Requirement>
Return the listing below word for word.

Collection entries:
——
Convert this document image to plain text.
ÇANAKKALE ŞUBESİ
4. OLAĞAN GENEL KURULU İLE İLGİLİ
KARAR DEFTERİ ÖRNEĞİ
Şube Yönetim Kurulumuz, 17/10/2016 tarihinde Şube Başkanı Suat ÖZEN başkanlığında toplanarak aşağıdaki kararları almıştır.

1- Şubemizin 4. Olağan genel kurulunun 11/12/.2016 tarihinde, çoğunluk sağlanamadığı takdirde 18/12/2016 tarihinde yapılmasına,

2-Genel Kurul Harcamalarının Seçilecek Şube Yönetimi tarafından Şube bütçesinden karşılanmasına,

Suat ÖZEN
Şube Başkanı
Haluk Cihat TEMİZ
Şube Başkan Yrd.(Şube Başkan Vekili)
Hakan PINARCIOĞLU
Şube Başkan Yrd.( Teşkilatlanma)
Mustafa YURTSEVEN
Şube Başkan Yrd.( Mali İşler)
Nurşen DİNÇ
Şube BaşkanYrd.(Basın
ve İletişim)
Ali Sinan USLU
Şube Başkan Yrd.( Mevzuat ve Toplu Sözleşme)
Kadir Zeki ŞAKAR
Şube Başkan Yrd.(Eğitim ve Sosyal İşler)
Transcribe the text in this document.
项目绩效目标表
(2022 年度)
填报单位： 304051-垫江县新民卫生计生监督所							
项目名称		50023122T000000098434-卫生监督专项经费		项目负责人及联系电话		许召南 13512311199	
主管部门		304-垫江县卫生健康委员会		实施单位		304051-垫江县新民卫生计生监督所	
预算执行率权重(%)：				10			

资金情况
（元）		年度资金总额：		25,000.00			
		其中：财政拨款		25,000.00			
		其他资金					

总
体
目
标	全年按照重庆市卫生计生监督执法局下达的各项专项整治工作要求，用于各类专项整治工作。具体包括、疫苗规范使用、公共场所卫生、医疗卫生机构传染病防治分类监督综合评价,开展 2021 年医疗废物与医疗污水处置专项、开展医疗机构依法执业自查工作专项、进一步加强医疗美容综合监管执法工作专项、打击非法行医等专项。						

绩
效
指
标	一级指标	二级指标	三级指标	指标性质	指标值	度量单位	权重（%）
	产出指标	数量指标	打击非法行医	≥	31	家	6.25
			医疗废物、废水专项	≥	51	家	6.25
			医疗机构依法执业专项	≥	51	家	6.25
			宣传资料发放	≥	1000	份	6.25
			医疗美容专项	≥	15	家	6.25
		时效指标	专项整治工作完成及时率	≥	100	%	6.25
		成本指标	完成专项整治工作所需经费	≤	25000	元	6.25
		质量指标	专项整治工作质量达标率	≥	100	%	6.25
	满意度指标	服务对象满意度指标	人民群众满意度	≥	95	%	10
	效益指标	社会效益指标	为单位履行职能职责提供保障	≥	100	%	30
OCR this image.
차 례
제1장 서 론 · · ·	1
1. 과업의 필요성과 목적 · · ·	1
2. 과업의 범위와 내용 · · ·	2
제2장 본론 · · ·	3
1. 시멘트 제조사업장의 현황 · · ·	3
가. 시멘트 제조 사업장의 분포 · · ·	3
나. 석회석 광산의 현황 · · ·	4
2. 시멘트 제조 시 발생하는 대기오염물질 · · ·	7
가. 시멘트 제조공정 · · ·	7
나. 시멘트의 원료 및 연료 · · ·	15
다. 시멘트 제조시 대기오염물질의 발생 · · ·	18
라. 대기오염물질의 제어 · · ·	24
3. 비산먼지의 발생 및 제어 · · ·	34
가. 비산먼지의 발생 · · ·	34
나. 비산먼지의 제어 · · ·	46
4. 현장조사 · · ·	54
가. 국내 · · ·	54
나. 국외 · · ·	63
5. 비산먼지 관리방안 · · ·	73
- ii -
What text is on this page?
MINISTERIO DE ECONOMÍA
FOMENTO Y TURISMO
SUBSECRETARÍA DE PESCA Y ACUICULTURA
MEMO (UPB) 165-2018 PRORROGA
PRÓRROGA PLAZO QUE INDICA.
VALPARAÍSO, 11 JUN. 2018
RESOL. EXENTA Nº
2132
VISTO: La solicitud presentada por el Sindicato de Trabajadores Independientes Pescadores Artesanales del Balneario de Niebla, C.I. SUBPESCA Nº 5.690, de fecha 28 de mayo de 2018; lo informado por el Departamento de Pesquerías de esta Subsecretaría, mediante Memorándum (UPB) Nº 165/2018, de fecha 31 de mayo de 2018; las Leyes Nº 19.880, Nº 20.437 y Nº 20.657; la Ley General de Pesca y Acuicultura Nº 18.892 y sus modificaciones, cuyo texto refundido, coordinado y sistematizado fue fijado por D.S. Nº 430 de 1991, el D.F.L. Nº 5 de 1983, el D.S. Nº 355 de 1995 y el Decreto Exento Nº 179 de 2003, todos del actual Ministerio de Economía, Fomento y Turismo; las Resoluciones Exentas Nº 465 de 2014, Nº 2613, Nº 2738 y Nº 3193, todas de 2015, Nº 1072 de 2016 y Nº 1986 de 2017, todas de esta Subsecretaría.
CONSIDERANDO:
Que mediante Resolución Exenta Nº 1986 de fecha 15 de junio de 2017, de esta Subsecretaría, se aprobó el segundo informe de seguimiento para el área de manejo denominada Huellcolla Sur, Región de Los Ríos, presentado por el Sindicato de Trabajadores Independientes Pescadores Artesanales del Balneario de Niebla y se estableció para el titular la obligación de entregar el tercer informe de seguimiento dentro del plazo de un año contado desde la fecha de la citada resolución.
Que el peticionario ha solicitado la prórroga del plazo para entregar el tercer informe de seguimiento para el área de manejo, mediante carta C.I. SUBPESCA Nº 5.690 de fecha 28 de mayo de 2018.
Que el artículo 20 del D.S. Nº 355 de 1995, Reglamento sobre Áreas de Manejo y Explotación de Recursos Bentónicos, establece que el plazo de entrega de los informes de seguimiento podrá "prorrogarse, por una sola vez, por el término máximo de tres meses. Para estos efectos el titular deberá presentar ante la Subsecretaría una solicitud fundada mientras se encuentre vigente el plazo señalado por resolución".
——
The result>
Convert this document image to plain text.
ÇANAKKALE ŞUBESİ
4. OLAĞAN GENEL KURULU İLE İLGİLİ
KARAR DEFTERİ ÖRNEĞİ
Şube Yönetim Kurulumuz, 17/10/2016 tarihinde Şube Başkanı Suat ÖZEN başkanlığında toplanarak aşağıdaki kararları almıştır.

1- Şubemizin 4. Olağan genel kurulunun 11/12/.2016 tarihinde, çoğunluk sağlanamadığı takdirde 18/12/2016 tarihinde yapılmasına,

2-Genel Kurul Harcamalarının Seçilecek Şube Yönetimi tarafından Şube bütçesinden karşılanmasına,

Suat ÖZEN
Şube Başkanı
Haluk Cihat TEMİZ
Şube Başkan Yrd.(Şube Başkan Vekili)
Hakan PINARCIOĞLU
Şube Başkan Yrd.( Teşkilatlanma)
Mustafa YURTSEVEN
Şube Başkan Yrd.( Mali İşler)
Nurşen DİNÇ
Şube BaşkanYrd.(Basın
ve İletişim)
Ali Sinan USLU
Şube Başkan Yrd.( Mevzuat ve Toplu Sözleşme)
Kadir Zeki ŞAKAR
Şube Başkan Yrd.(Eğitim ve Sosyal İşler)
Transcribe the text in this document.
项目绩效目标表
(2022 年度)
填报单位： 304051-垫江县新民卫生计生监督所							
项目名称		50023122T000000098434-卫生监督专项经费		项目负责人及联系电话		许召南 13512311199	
主管部门		304-垫江县卫生健康委员会		实施单位		304051-垫江县新民卫生计生监督所	
预算执行率权重(%)：				10			

资金情况
（元）		年度资金总额：		25,000.00			
		其中：财政拨款		25,000.00			
		其他资金					

总
体
目
标	全年按照重庆市卫生计生监督执法局下达的各项专项整治工作要求，用于各类专项整治工作。具体包括、疫苗规范使用、公共场所卫生、医疗卫生机构传染病防治分类监督综合评价,开展 2021 年医疗废物与医疗污水处置专项、开展医疗机构依法执业自查工作专项、进一步加强医疗美容综合监管执法工作专项、打击非法行医等专项。						

绩
效
指
标	一级指标	二级指标	三级指标	指标性质	指标值	度量单位	权重（%）
	产出指标	数量指标	打击非法行医	≥	31	家	6.25
			医疗废物、废水专项	≥	51	家	6.25
			医疗机构依法执业专项	≥	51	家	6.25
			宣传资料发放	≥	1000	份	6.25
			医疗美容专项	≥	15	家	6.25
		时效指标	专项整治工作完成及时率	≥	100	%	6.25
		成本指标	完成专项整治工作所需经费	≤	25000	元	6.25
		质量指标	专项整治工作质量达标率	≥	100	%	6.25
	满意度指标	服务对象满意度指标	人民群众满意度	≥	95	%	10
	效益指标	社会效益指标	为单位履行职能职责提供保障	≥	100	%	30
OCR this image.
차 례
제1장 서 론 · · ·	1
1. 과업의 필요성과 목적 · · ·	1
2. 과업의 범위와 내용 · · ·	2
제2장 본론 · · ·	3
1. 시멘트 제조사업장의 현황 · · ·	3
가. 시멘트 제조 사업장의 분포 · · ·	3
나. 석회석 광산의 현황 · · ·	4
2. 시멘트 제조 시 발생하는 대기오염물질 · · ·	7
가. 시멘트 제조공정 · · ·	7
나. 시멘트의 원료 및 연료 · · ·	15
다. 시멘트 제조시 대기오염물질의 발생 · · ·	18
라. 대기오염물질의 제어 · · ·	24
3. 비산먼지의 발생 및 제어 · · ·	34
가. 비산먼지의 발생 · · ·	34
나. 비산먼지의 제어 · · ·	46
4. 현장조사 · · ·	54
가. 국내 · · ·	54
나. 국외 · · ·	63
5. 비산먼지 관리방안 · · ·	73
- ii -
What text is on this page?
MINISTERIO DE ECONOMÍA
FOMENTO Y TURISMO
SUBSECRETARÍA DE PESCA Y ACUICULTURA
MEMO (UPB) 165-2018 PRORROGA
PRÓRROGA PLAZO QUE INDICA.
VALPARAÍSO, 11 JUN. 2018
RESOL. EXENTA Nº
2132
VISTO: La solicitud presentada por el Sindicato de Trabajadores Independientes Pescadores Artesanales del Balneario de Niebla, C.I. SUBPESCA Nº 5.690, de fecha 28 de mayo de 2018; lo informado por el Departamento de Pesquerías de esta Subsecretaría, mediante Memorándum (UPB) Nº 165/2018, de fecha 31 de mayo de 2018; las Leyes Nº 19.880, Nº 20.437 y Nº 20.657; la Ley General de Pesca y Acuicultura Nº 18.892 y sus modificaciones, cuyo texto refundido, coordinado y sistematizado fue fijado por D.S. Nº 430 de 1991, el D.F.L. Nº 5 de 1983, el D.S. Nº 355 de 1995 y el Decreto Exento Nº 179 de 2003, todos del actual Ministerio de Economía, Fomento y Turismo; las Resoluciones Exentas Nº 465 de 2014, Nº 2613, Nº 2738 y Nº 3193, todas de 2015, Nº 1072 de 2016 y Nº 1986 de 2017, todas de esta Subsecretaría.
CONSIDERANDO:
Que mediante Resolución Exenta Nº 1986 de fecha 15 de junio de 2017, de esta Subsecretaría, se aprobó el segundo informe de seguimiento para el área de manejo denominada Huellcolla Sur, Región de Los Ríos, presentado por el Sindicato de Trabajadores Independientes Pescadores Artesanales del Balneario de Niebla y se estableció para el titular la obligación de entregar el tercer informe de seguimiento dentro del plazo de un año contado desde la fecha de la citada resolución.
Que el peticionario ha solicitado la prórroga del plazo para entregar el tercer informe de seguimiento para el área de manejo, mediante carta C.I. SUBPESCA Nº 5.690 de fecha 28 de mayo de 2018.
Que el artículo 20 del D.S. Nº 355 de 1995, Reglamento sobre Áreas de Manejo y Explotación de Recursos Bentónicos, establece que el plazo de entrega de los informes de seguimiento podrá "prorrogarse, por una sola vez, por el término máximo de tres meses. Para estos efectos el titular deberá presentar ante la Subsecretaría una solicitud fundada mientras se encuentre vigente el plazo señalado por resolución".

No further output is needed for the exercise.